What the task asks: Lift every line from the entries that includes the word "Flight".
— Start of Data to process —
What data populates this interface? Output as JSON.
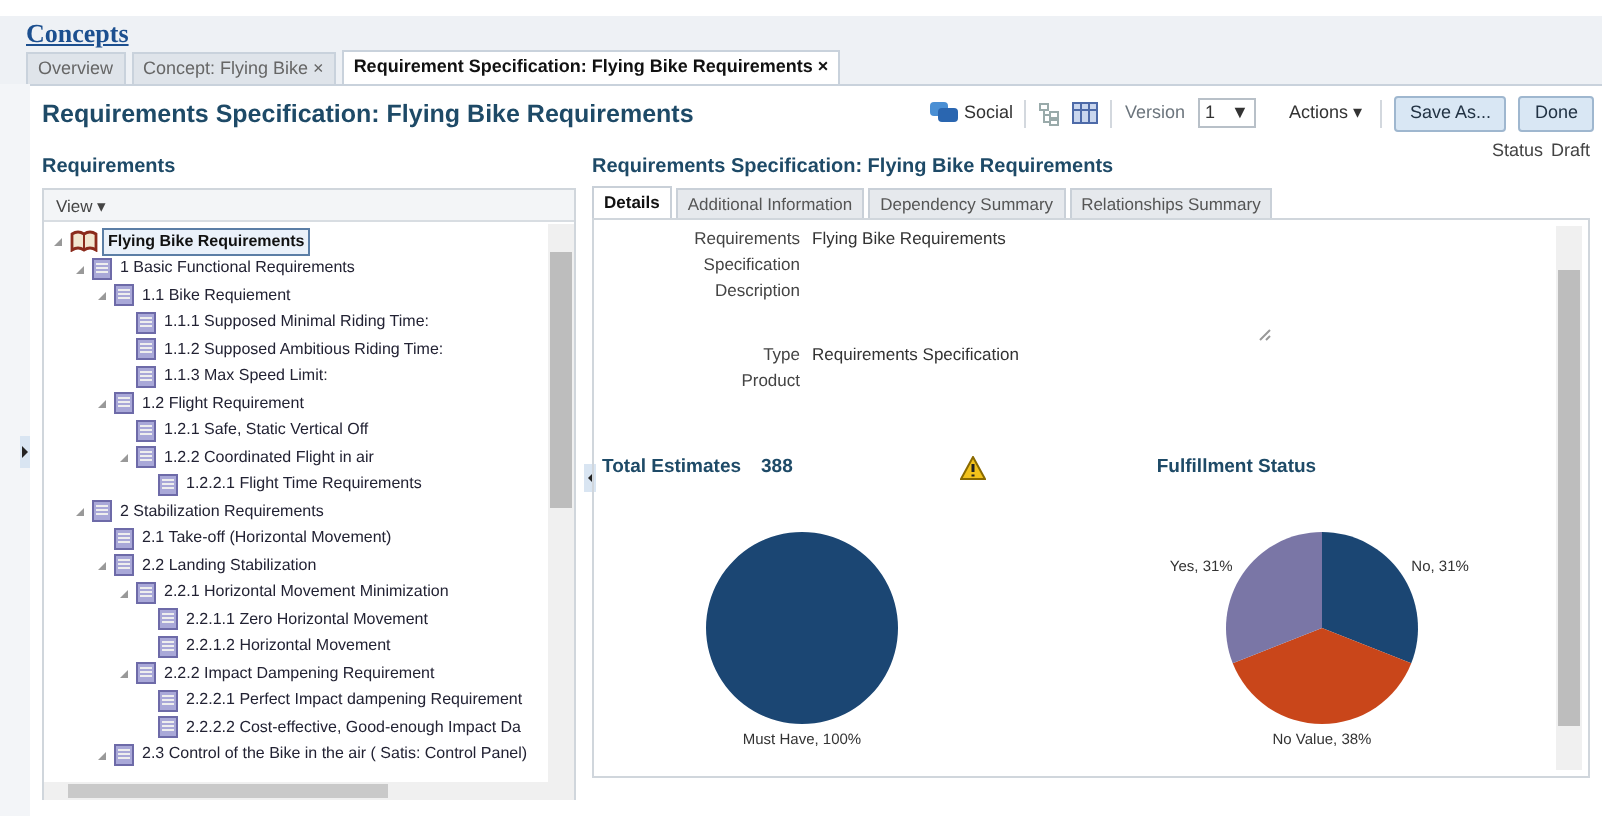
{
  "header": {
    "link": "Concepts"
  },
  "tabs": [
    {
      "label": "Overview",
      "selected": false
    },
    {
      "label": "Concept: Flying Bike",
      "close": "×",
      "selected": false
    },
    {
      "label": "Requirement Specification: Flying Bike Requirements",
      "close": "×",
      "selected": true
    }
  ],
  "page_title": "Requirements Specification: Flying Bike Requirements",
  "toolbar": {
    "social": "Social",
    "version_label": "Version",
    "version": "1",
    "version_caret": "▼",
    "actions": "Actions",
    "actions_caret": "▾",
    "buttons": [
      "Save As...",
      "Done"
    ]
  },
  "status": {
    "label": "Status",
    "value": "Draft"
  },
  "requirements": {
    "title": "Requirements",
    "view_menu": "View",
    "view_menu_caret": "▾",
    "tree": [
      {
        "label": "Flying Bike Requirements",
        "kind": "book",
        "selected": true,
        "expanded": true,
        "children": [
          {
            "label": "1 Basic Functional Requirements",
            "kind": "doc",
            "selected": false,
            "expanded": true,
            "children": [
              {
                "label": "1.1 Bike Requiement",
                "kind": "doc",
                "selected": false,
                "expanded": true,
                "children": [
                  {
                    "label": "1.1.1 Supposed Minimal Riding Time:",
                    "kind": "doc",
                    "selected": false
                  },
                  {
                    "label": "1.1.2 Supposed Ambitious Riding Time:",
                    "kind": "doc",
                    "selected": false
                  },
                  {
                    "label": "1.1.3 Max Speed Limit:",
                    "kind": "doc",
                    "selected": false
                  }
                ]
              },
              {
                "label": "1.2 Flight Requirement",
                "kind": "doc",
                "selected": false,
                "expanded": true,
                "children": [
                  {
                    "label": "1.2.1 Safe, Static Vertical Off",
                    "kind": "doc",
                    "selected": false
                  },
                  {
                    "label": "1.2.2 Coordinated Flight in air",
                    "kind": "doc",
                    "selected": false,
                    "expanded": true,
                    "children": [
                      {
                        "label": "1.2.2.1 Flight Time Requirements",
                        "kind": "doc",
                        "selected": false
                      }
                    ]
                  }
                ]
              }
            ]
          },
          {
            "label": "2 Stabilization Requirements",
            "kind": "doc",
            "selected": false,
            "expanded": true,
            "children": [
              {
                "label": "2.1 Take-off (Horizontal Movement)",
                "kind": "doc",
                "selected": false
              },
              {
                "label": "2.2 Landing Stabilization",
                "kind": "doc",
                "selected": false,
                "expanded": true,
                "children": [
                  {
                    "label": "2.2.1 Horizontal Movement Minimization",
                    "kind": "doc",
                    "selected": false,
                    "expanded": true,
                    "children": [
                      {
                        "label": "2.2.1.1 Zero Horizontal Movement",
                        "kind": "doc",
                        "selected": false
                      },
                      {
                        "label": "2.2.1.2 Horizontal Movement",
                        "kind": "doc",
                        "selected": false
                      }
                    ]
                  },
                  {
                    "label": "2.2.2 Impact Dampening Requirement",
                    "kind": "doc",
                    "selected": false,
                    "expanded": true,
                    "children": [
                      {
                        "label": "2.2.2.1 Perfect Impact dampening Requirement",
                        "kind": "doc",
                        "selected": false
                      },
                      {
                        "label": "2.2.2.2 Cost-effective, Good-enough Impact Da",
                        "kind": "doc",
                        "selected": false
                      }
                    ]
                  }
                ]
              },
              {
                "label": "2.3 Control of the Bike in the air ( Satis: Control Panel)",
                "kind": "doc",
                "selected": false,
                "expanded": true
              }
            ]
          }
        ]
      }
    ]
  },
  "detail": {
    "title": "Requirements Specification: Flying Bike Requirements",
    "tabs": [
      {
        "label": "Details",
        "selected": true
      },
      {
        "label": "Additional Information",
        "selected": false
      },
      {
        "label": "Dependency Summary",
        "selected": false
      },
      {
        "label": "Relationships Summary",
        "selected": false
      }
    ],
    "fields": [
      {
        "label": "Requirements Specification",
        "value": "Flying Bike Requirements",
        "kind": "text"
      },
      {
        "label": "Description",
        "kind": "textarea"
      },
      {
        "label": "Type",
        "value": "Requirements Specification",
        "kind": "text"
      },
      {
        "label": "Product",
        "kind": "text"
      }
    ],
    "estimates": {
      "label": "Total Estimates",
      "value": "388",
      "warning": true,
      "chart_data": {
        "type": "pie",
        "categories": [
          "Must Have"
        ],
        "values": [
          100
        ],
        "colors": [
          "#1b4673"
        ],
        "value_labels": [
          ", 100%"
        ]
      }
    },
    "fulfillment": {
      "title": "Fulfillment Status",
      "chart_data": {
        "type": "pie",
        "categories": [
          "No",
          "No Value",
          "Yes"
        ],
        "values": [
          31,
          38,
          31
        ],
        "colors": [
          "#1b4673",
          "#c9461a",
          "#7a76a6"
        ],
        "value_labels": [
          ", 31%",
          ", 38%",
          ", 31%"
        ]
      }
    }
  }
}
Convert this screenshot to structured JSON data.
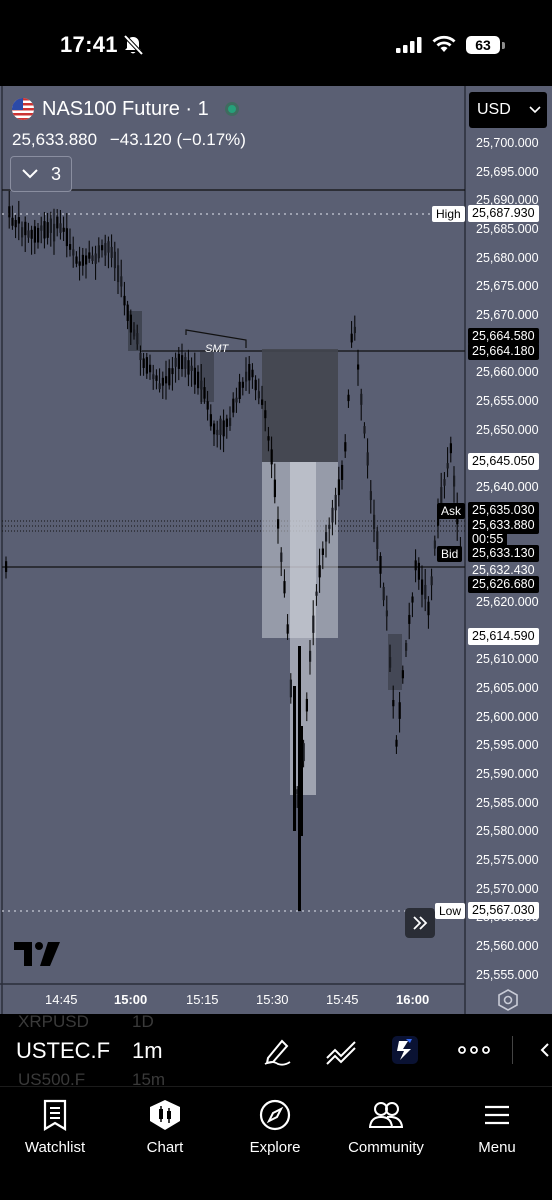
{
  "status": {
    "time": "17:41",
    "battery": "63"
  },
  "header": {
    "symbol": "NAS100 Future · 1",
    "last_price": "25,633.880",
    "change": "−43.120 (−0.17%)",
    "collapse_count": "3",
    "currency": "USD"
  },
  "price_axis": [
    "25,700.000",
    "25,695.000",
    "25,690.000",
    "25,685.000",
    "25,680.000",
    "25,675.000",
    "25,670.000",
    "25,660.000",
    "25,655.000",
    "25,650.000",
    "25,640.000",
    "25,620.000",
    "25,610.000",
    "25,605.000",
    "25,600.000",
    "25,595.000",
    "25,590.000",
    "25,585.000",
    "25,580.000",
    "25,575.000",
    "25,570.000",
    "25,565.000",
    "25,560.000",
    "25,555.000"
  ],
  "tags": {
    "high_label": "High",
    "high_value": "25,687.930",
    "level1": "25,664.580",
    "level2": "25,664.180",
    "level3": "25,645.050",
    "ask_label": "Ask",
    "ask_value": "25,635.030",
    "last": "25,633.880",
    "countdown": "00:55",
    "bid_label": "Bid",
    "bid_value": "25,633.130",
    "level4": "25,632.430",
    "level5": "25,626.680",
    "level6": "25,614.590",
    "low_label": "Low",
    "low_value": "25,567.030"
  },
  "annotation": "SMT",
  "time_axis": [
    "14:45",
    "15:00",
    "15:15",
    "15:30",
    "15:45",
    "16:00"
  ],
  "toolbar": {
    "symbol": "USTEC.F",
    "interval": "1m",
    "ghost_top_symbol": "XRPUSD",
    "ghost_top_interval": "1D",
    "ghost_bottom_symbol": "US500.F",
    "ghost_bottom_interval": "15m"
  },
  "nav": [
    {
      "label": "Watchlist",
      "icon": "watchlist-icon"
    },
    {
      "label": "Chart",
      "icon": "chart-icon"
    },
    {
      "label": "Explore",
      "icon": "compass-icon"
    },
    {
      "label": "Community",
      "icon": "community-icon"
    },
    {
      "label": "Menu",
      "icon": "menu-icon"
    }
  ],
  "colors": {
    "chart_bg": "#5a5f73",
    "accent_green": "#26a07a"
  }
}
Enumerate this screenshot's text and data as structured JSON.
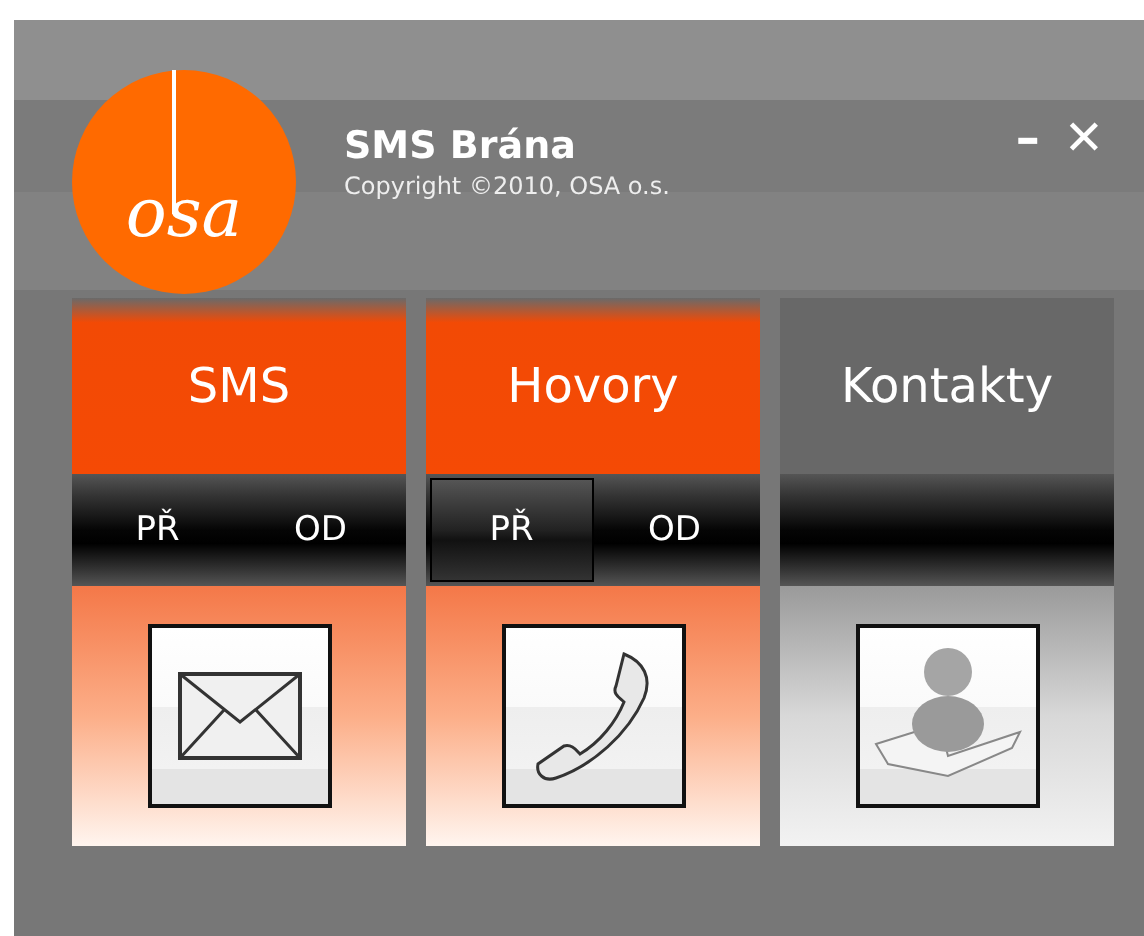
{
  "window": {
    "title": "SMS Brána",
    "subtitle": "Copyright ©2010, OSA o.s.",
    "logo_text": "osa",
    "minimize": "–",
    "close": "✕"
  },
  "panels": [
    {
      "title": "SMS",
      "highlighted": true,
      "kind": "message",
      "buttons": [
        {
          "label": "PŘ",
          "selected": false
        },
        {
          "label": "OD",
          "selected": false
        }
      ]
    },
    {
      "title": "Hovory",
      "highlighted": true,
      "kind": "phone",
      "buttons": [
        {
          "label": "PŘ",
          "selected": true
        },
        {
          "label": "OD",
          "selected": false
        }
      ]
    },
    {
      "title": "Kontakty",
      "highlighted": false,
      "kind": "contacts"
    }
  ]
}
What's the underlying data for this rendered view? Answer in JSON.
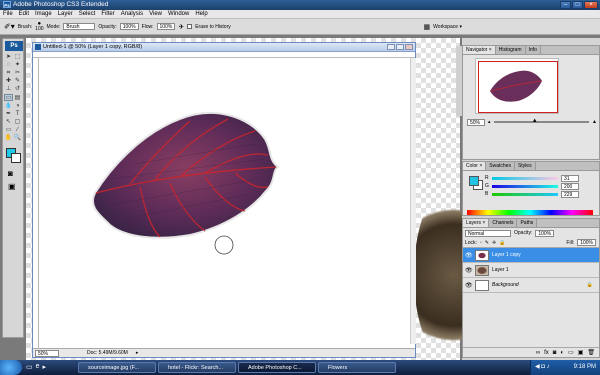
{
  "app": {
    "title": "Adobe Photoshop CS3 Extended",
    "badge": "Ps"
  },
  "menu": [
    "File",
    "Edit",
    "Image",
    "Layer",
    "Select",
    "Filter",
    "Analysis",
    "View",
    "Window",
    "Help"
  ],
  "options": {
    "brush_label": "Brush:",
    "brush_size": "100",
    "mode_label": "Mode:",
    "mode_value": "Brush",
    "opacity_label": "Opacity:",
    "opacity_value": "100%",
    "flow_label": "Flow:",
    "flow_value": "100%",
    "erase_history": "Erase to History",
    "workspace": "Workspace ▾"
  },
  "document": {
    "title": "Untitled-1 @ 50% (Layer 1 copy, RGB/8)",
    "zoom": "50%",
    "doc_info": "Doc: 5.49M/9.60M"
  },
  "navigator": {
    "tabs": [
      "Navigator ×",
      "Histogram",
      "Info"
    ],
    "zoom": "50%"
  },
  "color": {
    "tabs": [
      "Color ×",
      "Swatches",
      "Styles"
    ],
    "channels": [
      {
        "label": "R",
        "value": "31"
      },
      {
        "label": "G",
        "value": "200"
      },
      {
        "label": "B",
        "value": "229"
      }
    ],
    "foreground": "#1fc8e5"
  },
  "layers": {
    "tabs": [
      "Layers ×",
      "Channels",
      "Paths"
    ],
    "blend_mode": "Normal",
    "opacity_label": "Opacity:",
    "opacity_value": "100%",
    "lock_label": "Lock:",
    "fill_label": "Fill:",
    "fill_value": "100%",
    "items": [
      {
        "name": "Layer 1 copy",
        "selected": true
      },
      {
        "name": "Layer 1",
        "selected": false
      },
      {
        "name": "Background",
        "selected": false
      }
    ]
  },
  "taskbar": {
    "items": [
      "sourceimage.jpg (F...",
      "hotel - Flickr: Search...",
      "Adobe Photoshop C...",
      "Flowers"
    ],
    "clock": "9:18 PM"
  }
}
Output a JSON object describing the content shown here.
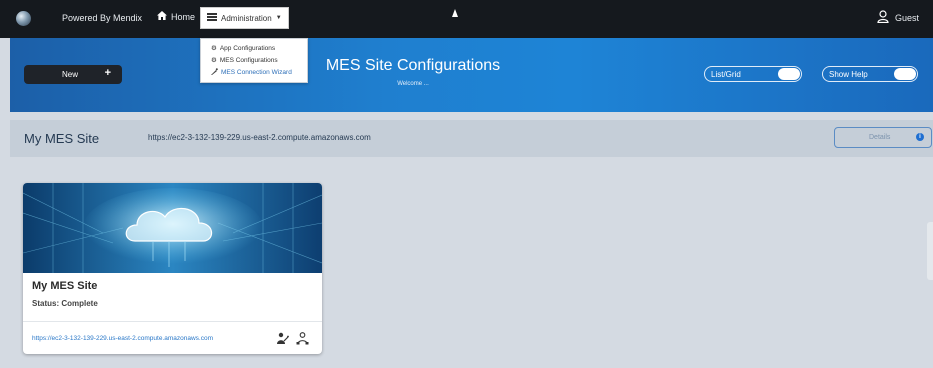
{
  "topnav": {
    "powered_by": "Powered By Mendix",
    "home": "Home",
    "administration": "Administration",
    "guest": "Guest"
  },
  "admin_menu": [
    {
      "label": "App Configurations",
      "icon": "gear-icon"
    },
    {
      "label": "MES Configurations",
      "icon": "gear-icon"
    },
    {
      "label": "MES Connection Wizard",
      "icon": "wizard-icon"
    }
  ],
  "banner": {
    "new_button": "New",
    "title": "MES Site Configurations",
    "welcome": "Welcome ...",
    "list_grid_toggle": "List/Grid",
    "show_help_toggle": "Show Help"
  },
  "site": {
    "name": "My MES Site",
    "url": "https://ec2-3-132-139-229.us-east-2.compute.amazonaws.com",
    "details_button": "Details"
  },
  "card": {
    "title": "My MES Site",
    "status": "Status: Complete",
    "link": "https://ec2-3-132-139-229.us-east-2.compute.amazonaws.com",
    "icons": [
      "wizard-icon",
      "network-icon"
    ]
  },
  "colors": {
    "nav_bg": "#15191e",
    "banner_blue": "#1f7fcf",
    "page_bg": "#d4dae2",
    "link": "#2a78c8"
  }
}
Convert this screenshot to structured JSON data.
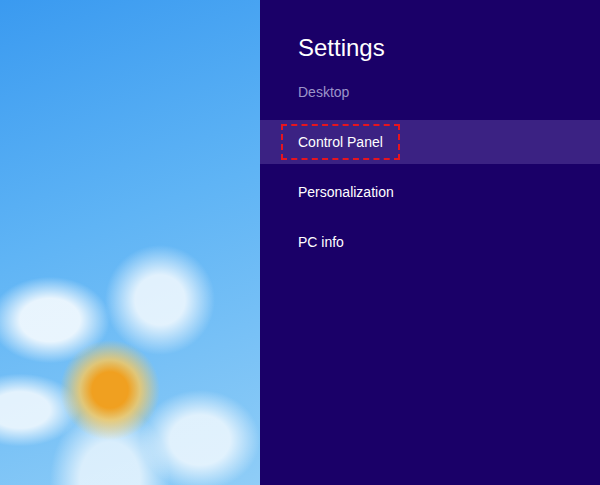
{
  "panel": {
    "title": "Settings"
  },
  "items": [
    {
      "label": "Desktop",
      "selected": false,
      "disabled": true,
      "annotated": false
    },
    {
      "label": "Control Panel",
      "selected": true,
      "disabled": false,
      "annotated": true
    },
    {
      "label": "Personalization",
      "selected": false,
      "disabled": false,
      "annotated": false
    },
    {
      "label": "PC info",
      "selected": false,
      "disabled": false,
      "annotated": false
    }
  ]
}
— End of Data to process —
Output of the task:
                "label": "1.2 Flight Requirement",
                    "label": "1.2.2 Coordinated Flight in air",
                        "label": "1.2.2.1 Flight Time Requirements",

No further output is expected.